start Data listing

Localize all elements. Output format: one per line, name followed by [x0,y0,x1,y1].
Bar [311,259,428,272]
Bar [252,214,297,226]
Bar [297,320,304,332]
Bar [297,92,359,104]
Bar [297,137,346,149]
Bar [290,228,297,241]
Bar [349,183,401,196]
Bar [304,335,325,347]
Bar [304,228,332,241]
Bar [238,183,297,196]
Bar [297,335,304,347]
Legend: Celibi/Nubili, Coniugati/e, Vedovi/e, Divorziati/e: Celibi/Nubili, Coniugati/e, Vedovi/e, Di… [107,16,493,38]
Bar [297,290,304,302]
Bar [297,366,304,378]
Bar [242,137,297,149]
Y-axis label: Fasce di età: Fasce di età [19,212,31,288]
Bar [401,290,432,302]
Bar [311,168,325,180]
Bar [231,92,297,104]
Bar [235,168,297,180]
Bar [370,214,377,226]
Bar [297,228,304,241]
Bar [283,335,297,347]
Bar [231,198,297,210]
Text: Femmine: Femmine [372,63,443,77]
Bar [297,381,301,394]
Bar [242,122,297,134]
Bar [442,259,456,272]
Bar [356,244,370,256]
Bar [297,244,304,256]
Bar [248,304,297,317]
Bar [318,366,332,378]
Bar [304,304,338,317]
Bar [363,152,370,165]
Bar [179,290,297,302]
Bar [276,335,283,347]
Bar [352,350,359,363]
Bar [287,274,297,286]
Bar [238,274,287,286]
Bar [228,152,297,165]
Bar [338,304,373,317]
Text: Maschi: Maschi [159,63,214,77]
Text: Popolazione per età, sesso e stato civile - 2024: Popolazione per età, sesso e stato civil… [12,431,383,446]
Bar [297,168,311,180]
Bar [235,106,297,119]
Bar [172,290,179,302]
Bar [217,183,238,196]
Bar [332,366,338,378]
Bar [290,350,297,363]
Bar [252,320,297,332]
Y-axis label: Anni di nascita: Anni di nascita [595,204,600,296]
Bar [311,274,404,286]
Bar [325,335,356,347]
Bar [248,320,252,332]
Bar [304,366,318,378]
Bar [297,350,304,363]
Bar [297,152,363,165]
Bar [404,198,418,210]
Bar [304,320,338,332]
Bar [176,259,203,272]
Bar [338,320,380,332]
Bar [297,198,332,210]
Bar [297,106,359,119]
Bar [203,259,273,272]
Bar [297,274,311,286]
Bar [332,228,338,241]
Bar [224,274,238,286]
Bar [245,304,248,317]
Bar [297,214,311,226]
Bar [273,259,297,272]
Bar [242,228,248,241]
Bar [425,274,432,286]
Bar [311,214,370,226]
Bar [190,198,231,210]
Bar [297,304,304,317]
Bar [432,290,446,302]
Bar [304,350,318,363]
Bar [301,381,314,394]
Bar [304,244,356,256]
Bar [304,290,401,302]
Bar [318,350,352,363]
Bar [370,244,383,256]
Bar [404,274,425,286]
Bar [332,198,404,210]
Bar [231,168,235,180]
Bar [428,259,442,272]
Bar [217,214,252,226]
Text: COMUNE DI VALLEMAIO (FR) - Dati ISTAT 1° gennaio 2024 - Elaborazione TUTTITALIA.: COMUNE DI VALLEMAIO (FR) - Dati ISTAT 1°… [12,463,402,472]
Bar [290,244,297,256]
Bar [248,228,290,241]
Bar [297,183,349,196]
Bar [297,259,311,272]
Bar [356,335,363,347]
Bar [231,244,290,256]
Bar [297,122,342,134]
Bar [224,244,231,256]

end Data listing

- Task to complete:
Swap every "Bar" in the listing for "Column" and write all of its lines out again with nothing else altered.

- Complete answer:
Localize all elements. Output format: one per line, name followed by [x0,y0,x1,y1].
Column [311,259,428,272]
Column [252,214,297,226]
Column [297,320,304,332]
Column [297,92,359,104]
Column [297,137,346,149]
Column [290,228,297,241]
Column [349,183,401,196]
Column [304,335,325,347]
Column [304,228,332,241]
Column [238,183,297,196]
Column [297,335,304,347]
Legend: Celibi/Nubili, Coniugati/e, Vedovi/e, Divorziati/e: Celibi/Nubili, Coniugati/e, Vedovi/e, Di… [107,16,493,38]
Column [297,290,304,302]
Column [297,366,304,378]
Column [242,137,297,149]
Y-axis label: Fasce di età: Fasce di età [19,212,31,288]
Column [401,290,432,302]
Column [311,168,325,180]
Column [231,92,297,104]
Column [235,168,297,180]
Column [370,214,377,226]
Column [297,228,304,241]
Column [283,335,297,347]
Column [231,198,297,210]
Text: Femmine: Femmine [372,63,443,77]
Column [297,381,301,394]
Column [242,122,297,134]
Column [442,259,456,272]
Column [356,244,370,256]
Column [297,244,304,256]
Column [248,304,297,317]
Column [318,366,332,378]
Column [304,304,338,317]
Column [363,152,370,165]
Column [179,290,297,302]
Column [276,335,283,347]
Column [352,350,359,363]
Column [287,274,297,286]
Column [238,274,287,286]
Column [228,152,297,165]
Column [338,304,373,317]
Text: Maschi: Maschi [159,63,214,77]
Text: Popolazione per età, sesso e stato civile - 2024: Popolazione per età, sesso e stato civil… [12,431,383,446]
Column [297,168,311,180]
Column [235,106,297,119]
Column [172,290,179,302]
Column [217,183,238,196]
Column [332,366,338,378]
Column [290,350,297,363]
Column [252,320,297,332]
Y-axis label: Anni di nascita: Anni di nascita [595,204,600,296]
Column [311,274,404,286]
Column [325,335,356,347]
Column [248,320,252,332]
Column [304,366,318,378]
Column [297,350,304,363]
Column [297,152,363,165]
Column [404,198,418,210]
Column [304,320,338,332]
Column [176,259,203,272]
Column [338,320,380,332]
Column [297,198,332,210]
Column [297,106,359,119]
Column [203,259,273,272]
Column [297,274,311,286]
Column [332,228,338,241]
Column [224,274,238,286]
Column [245,304,248,317]
Column [297,214,311,226]
Column [273,259,297,272]
Column [242,228,248,241]
Column [425,274,432,286]
Column [311,214,370,226]
Column [190,198,231,210]
Column [297,304,304,317]
Column [432,290,446,302]
Column [304,350,318,363]
Column [301,381,314,394]
Column [304,244,356,256]
Column [304,290,401,302]
Column [318,350,352,363]
Column [370,244,383,256]
Column [404,274,425,286]
Column [332,198,404,210]
Column [231,168,235,180]
Column [428,259,442,272]
Column [217,214,252,226]
Text: COMUNE DI VALLEMAIO (FR) - Dati ISTAT 1° gennaio 2024 - Elaborazione TUTTITALIA.: COMUNE DI VALLEMAIO (FR) - Dati ISTAT 1°… [12,463,402,472]
Column [290,244,297,256]
Column [248,228,290,241]
Column [297,183,349,196]
Column [297,259,311,272]
Column [356,335,363,347]
Column [231,244,290,256]
Column [297,122,342,134]
Column [224,244,231,256]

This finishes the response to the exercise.